→ **EXERCISE GOAL**
Each entry in the listing below should be restated word for word.

→ **DATA SUPPLIED**
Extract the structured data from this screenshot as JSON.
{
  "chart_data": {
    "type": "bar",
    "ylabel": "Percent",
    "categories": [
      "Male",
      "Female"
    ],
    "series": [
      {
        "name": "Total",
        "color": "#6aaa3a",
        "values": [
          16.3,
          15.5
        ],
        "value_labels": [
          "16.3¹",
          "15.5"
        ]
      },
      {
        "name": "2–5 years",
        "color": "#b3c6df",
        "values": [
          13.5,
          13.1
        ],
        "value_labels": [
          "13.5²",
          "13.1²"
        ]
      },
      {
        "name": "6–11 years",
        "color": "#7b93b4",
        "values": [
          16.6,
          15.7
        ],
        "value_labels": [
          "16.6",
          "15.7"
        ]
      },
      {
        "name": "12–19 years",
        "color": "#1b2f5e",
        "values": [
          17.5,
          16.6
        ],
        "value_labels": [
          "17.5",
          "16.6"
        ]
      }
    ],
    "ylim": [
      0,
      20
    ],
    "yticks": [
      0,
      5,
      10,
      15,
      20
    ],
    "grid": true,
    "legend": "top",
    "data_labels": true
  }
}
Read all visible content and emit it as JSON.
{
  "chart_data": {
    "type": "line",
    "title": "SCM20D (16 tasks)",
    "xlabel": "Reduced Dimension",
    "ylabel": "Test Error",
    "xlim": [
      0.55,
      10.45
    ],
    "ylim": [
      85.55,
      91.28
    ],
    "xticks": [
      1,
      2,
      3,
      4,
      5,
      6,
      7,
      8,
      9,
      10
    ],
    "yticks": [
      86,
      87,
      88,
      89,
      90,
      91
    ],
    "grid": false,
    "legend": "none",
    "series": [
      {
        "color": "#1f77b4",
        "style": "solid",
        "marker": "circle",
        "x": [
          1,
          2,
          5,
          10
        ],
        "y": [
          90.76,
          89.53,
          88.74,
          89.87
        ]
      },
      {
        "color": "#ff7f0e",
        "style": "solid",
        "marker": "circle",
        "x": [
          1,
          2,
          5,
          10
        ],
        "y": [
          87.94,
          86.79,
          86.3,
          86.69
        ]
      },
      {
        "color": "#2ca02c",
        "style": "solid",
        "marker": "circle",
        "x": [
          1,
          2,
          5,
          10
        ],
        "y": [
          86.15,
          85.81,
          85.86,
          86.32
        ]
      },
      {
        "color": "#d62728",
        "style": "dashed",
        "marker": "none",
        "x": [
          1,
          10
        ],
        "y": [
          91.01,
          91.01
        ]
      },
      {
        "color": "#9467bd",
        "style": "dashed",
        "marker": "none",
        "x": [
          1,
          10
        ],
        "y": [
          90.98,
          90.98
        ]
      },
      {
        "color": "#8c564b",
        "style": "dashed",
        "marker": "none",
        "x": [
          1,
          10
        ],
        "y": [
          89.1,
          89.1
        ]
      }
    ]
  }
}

→ **PROBLEM SOLUTION**
Extract the structured data from this screenshot as JSON.
{
  "chart_data": {
    "type": "bar",
    "ylabel": "Percent",
    "categories": [
      "Male",
      "Female"
    ],
    "series": [
      {
        "name": "Total",
        "color": "#6aaa3a",
        "values": [
          16.3,
          15.5
        ],
        "value_labels": [
          "16.3¹",
          "15.5"
        ]
      },
      {
        "name": "2–5 years",
        "color": "#b3c6df",
        "values": [
          13.5,
          13.1
        ],
        "value_labels": [
          "13.5²",
          "13.1²"
        ]
      },
      {
        "name": "6–11 years",
        "color": "#7b93b4",
        "values": [
          16.6,
          15.7
        ],
        "value_labels": [
          "16.6",
          "15.7"
        ]
      },
      {
        "name": "12–19 years",
        "color": "#1b2f5e",
        "values": [
          17.5,
          16.6
        ],
        "value_labels": [
          "17.5",
          "16.6"
        ]
      }
    ],
    "ylim": [
      0,
      20
    ],
    "yticks": [
      0,
      5,
      10,
      15,
      20
    ],
    "grid": true,
    "legend": "top",
    "data_labels": true
  }
}
Read all visible content and emit it as JSON.
{
  "chart_data": {
    "type": "line",
    "title": "SCM20D (16 tasks)",
    "xlabel": "Reduced Dimension",
    "ylabel": "Test Error",
    "xlim": [
      0.55,
      10.45
    ],
    "ylim": [
      85.55,
      91.28
    ],
    "xticks": [
      1,
      2,
      3,
      4,
      5,
      6,
      7,
      8,
      9,
      10
    ],
    "yticks": [
      86,
      87,
      88,
      89,
      90,
      91
    ],
    "grid": false,
    "legend": "none",
    "series": [
      {
        "color": "#1f77b4",
        "style": "solid",
        "marker": "circle",
        "x": [
          1,
          2,
          5,
          10
        ],
        "y": [
          90.76,
          89.53,
          88.74,
          89.87
        ]
      },
      {
        "color": "#ff7f0e",
        "style": "solid",
        "marker": "circle",
        "x": [
          1,
          2,
          5,
          10
        ],
        "y": [
          87.94,
          86.79,
          86.3,
          86.69
        ]
      },
      {
        "color": "#2ca02c",
        "style": "solid",
        "marker": "circle",
        "x": [
          1,
          2,
          5,
          10
        ],
        "y": [
          86.15,
          85.81,
          85.86,
          86.32
        ]
      },
      {
        "color": "#d62728",
        "style": "dashed",
        "marker": "none",
        "x": [
          1,
          10
        ],
        "y": [
          91.01,
          91.01
        ]
      },
      {
        "color": "#9467bd",
        "style": "dashed",
        "marker": "none",
        "x": [
          1,
          10
        ],
        "y": [
          90.98,
          90.98
        ]
      },
      {
        "color": "#8c564b",
        "style": "dashed",
        "marker": "none",
        "x": [
          1,
          10
        ],
        "y": [
          89.1,
          89.1
        ]
      }
    ]
  }
}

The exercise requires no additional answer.